Stated task » List each line of the data that holds the string "final", please.

Records for processing »
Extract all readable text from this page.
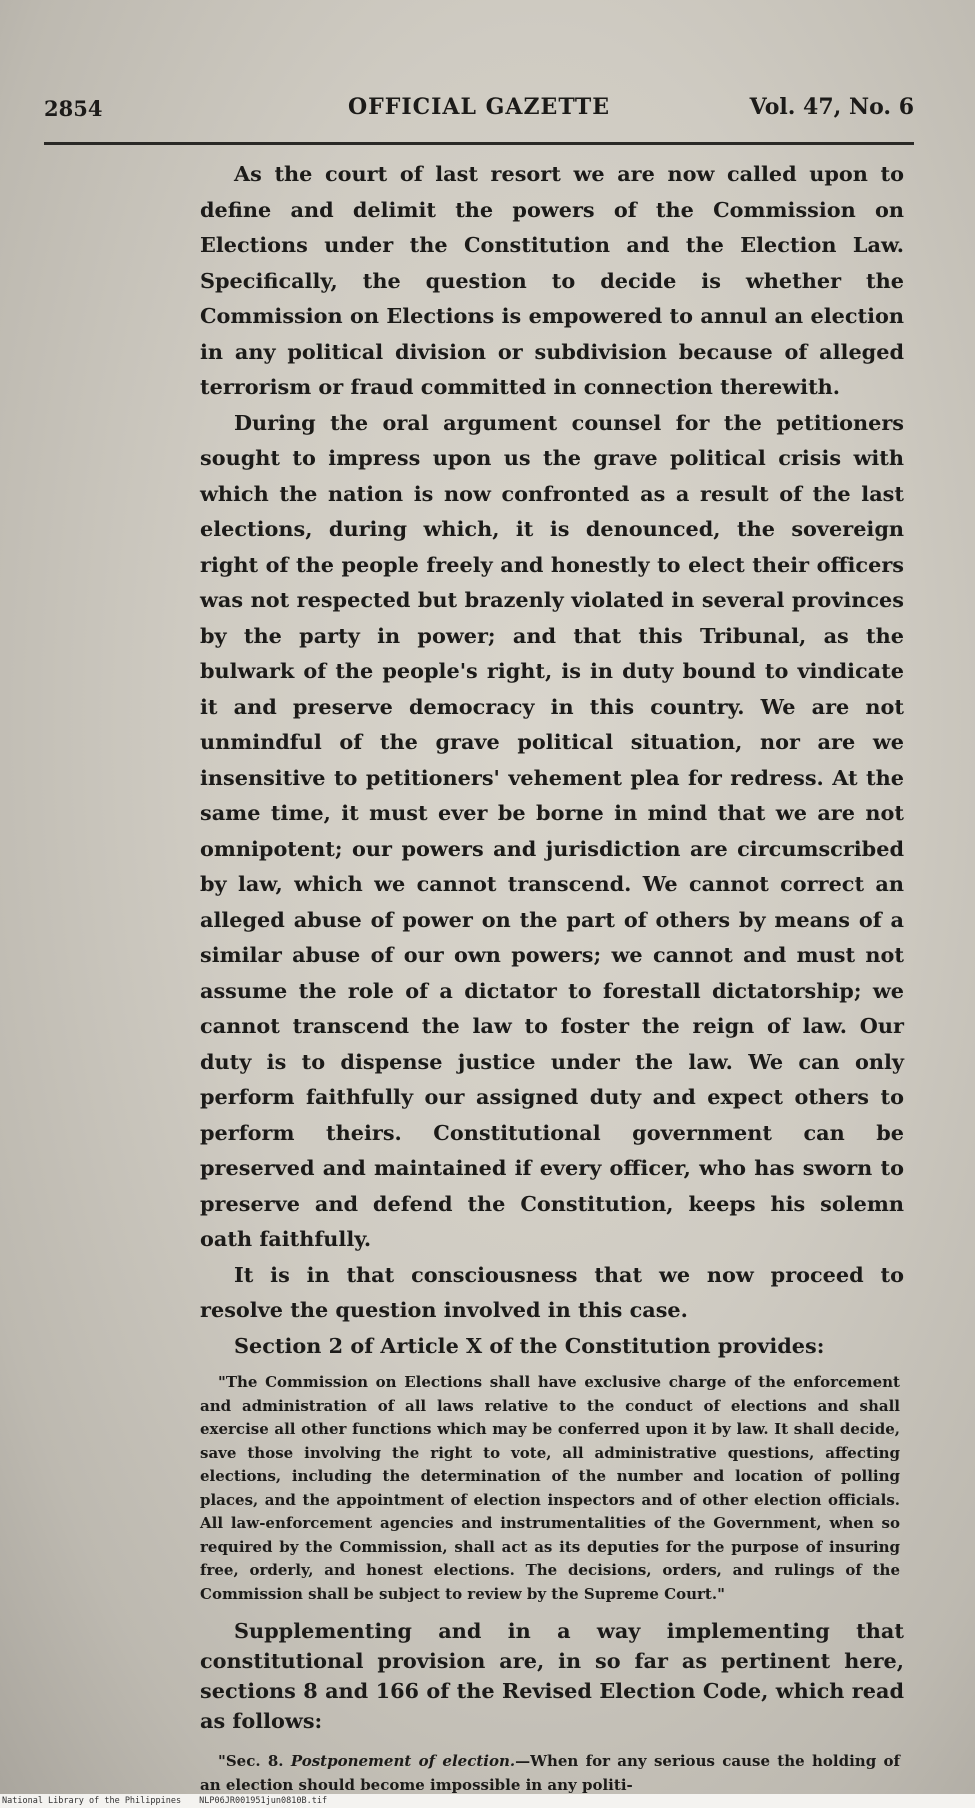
2854	OFFICIAL GAZETTE	Vol. 47, No. 6

As the court of last resort we are now called upon to define and delimit the powers of the Commission on Elections under the Constitution and the Election Law. Specifically, the question to decide is whether the Commission on Elections is empowered to annul an election in any political division or subdivision because of alleged terrorism or fraud committed in connection therewith.

During the oral argument counsel for the petitioners sought to impress upon us the grave political crisis with which the nation is now confronted as a result of the last elections, during which, it is denounced, the sovereign right of the people freely and honestly to elect their officers was not respected but brazenly violated in several provinces by the party in power; and that this Tribunal, as the bulwark of the people's right, is in duty bound to vindicate it and preserve democracy in this country. We are not unmindful of the grave political situation, nor are we insensitive to petitioners' vehement plea for redress. At the same time, it must ever be borne in mind that we are not omnipotent; our powers and jurisdiction are circumscribed by law, which we cannot transcend. We cannot correct an alleged abuse of power on the part of others by means of a similar abuse of our own powers; we cannot and must not assume the role of a dictator to forestall dictatorship; we cannot transcend the law to foster the reign of law. Our duty is to dispense justice under the law. We can only perform faithfully our assigned duty and expect others to perform theirs. Constitutional government can be preserved and maintained if every officer, who has sworn to preserve and defend the Constitution, keeps his solemn oath faithfully.

It is in that consciousness that we now proceed to resolve the question involved in this case.

Section 2 of Article X of the Constitution provides:

"The Commission on Elections shall have exclusive charge of the enforcement and administration of all laws relative to the conduct of elections and shall exercise all other functions which may be conferred upon it by law. It shall decide, save those involving the right to vote, all administrative questions, affecting elections, including the determination of the number and location of polling places, and the appointment of election inspectors and of other election officials. All law-enforcement agencies and instrumentalities of the Government, when so required by the Commission, shall act as its deputies for the purpose of insuring free, orderly, and honest elections. The decisions, orders, and rulings of the Commission shall be subject to review by the Supreme Court."

Supplementing and in a way implementing that constitutional provision are, in so far as pertinent here, sections 8 and 166 of the Revised Election Code, which read as follows:

"Sec. 8. Postponement of election.—When for any serious cause the holding of an election should become impossible in any politi-

National Library of the Philippines NLP06JR001951jun0810B.tif
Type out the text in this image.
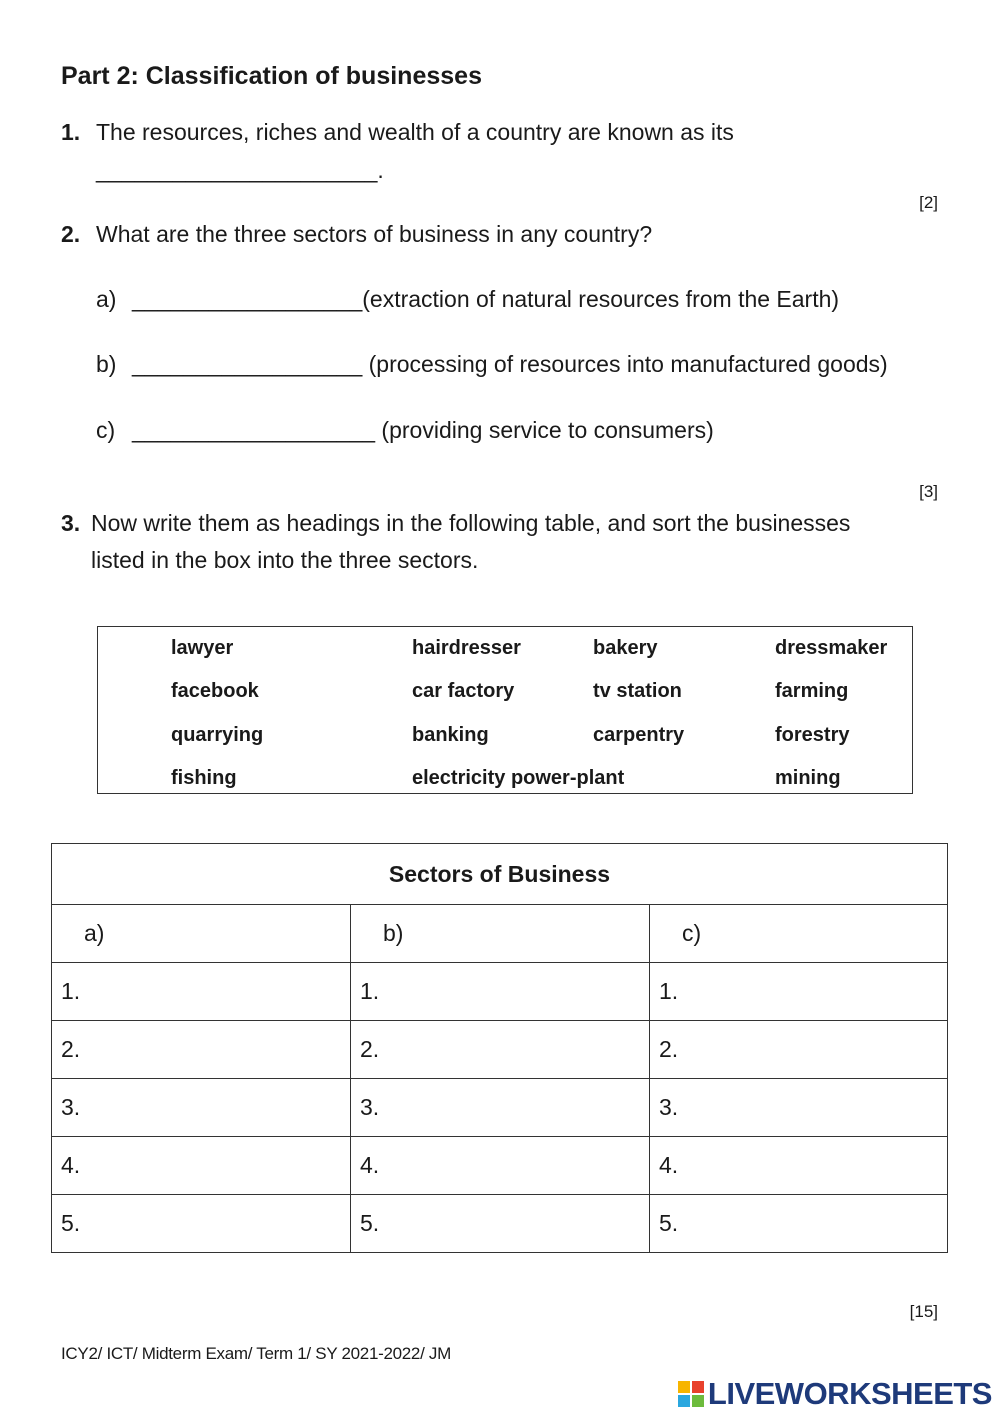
Part 2: Classification of businesses
1. The resources, riches and wealth of a country are known as its
______________________.
[2]
2. What are the three sectors of business in any country?
a) __________________(extraction of natural resources from the Earth)
b) __________________ (processing of resources into manufactured goods)
c) ___________________ (providing service to consumers)
[3]
3. Now write them as headings in the following table, and sort the businesses
listed in the box into the three sectors.
lawyer	hairdresser	bakery	dressmaker
facebook	car factory	tv station	farming
quarrying	banking	carpentry	forestry
fishing	electricity power-plant	mining
Sectors of Business		
a)	b)	c)
1.	1.	1.
2.	2.	2.
3.	3.	3.
4.	4.	4.
5.	5.	5.
[15]
ICY2/ ICT/ Midterm Exam/ Term 1/ SY 2021-2022/ JM
LIVEWORKSHEETS
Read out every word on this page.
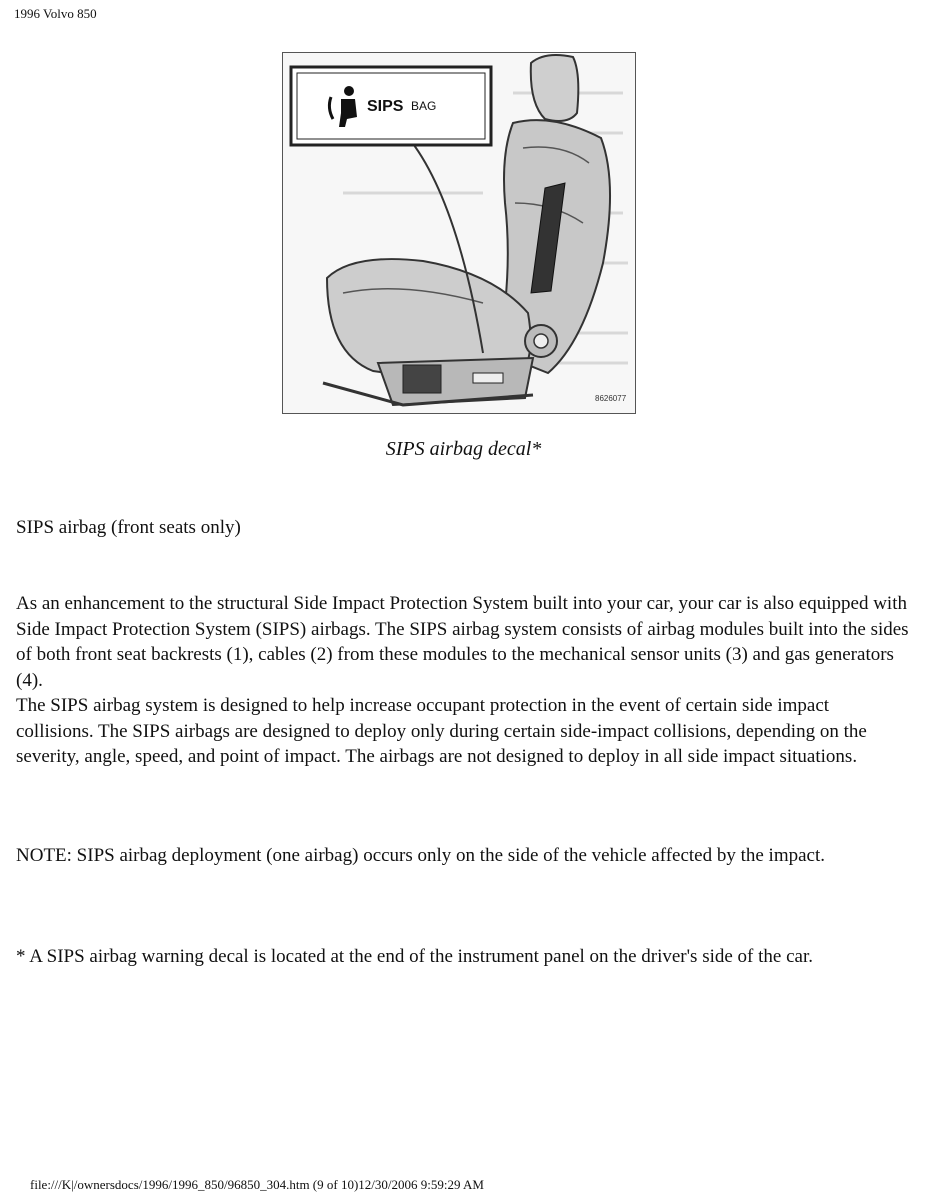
1996 Volvo 850
SIPS BAG
8626077
SIPS airbag decal*

SIPS airbag (front seats only)

As an enhancement to the structural Side Impact Protection System built into your car, your car is also equipped with Side Impact Protection System (SIPS) airbags. The SIPS airbag system consists of airbag modules built into the sides of both front seat backrests (1), cables (2) from these modules to the mechanical sensor units (3) and gas generators (4).

The SIPS airbag system is designed to help increase occupant protection in the event of certain side impact collisions. The SIPS airbags are designed to deploy only during certain side-impact collisions, depending on the severity, angle, speed, and point of impact. The airbags are not designed to deploy in all side impact situations.

NOTE: SIPS airbag deployment (one airbag) occurs only on the side of the vehicle affected by the impact.

* A SIPS airbag warning decal is located at the end of the instrument panel on the driver's side of the car.

file:///K|/ownersdocs/1996/1996_850/96850_304.htm (9 of 10)12/30/2006 9:59:29 AM
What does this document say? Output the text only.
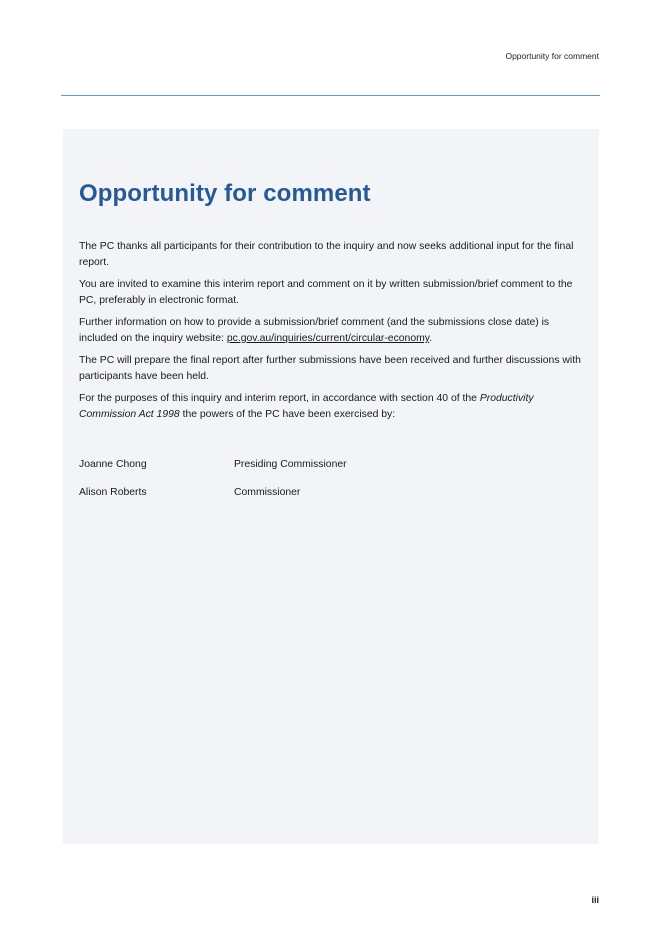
Opportunity for comment
Opportunity for comment

The PC thanks all participants for their contribution to the inquiry and now seeks additional input for the final report.

You are invited to examine this interim report and comment on it by written submission/brief comment to the PC, preferably in electronic format.

Further information on how to provide a submission/brief comment (and the submissions close date) is included on the inquiry website: pc.gov.au/inquiries/current/circular-economy.

The PC will prepare the final report after further submissions have been received and further discussions with participants have been held.

For the purposes of this inquiry and interim report, in accordance with section 40 of the Productivity Commission Act 1998 the powers of the PC have been exercised by:

Joanne Chong	Presiding Commissioner
Alison Roberts	Commissioner
iii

Solution to the problem »
The PC thanks all participants for their contribution to the inquiry and now seeks additional input for the final report.
The PC will prepare the final report after further submissions have been received and further discussions with participants have been held.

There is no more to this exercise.